**RECORDED DATA:**
— Begin —
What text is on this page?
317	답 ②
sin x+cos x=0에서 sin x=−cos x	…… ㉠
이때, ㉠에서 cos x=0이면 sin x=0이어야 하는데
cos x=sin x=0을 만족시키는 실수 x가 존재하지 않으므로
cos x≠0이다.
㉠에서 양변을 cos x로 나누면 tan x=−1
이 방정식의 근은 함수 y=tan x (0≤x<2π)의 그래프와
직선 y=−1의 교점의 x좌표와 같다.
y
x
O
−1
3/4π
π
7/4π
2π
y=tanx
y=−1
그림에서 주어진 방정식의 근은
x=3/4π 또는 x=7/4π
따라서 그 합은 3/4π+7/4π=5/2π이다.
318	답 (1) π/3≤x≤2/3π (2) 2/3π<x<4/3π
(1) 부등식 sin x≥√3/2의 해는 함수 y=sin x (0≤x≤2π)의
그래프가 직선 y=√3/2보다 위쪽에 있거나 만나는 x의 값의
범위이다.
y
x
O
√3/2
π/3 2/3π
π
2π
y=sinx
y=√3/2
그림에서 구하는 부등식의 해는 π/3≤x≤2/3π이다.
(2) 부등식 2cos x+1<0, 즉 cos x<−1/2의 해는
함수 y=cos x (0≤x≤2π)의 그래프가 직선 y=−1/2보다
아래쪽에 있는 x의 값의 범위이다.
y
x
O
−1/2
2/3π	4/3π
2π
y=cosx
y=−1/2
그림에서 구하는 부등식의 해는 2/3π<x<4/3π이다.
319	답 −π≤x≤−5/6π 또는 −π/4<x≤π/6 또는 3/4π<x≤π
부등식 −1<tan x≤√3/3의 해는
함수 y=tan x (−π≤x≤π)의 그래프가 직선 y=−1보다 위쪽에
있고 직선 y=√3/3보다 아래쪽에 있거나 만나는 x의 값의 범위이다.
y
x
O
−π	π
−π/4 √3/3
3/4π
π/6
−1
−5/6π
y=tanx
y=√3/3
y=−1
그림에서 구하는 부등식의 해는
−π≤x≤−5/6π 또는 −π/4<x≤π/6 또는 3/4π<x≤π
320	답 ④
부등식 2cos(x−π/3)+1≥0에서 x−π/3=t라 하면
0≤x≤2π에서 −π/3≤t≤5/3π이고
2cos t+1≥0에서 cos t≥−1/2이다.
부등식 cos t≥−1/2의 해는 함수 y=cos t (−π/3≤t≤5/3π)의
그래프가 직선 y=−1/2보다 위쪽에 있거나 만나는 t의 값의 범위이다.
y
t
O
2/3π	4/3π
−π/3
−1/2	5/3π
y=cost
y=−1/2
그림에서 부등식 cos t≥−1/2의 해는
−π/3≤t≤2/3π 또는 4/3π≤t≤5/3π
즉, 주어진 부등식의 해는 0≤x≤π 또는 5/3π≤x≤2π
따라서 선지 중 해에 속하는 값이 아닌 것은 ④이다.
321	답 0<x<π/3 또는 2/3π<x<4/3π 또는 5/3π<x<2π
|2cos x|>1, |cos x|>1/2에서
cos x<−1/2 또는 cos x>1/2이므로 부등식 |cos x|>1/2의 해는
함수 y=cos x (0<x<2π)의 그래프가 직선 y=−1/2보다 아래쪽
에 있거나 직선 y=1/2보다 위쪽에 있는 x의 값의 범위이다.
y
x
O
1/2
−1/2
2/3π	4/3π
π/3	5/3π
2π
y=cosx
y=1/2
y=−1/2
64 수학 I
— End —
**THE EXERCISE:**
Extract each line from the entries above that contains the string "그래프가".

**EXPECTED OUTPUT:**
그래프가 직선 y=√3/2보다 위쪽에 있거나 만나는 x의 값의
함수 y=cos x (0≤x≤2π)의 그래프가 직선 y=−1/2보다
함수 y=tan x (−π≤x≤π)의 그래프가 직선 y=−1보다 위쪽에
그래프가 직선 y=−1/2보다 위쪽에 있거나 만나는 t의 값의 범위이다.
함수 y=cos x (0<x<2π)의 그래프가 직선 y=−1/2보다 아래쪽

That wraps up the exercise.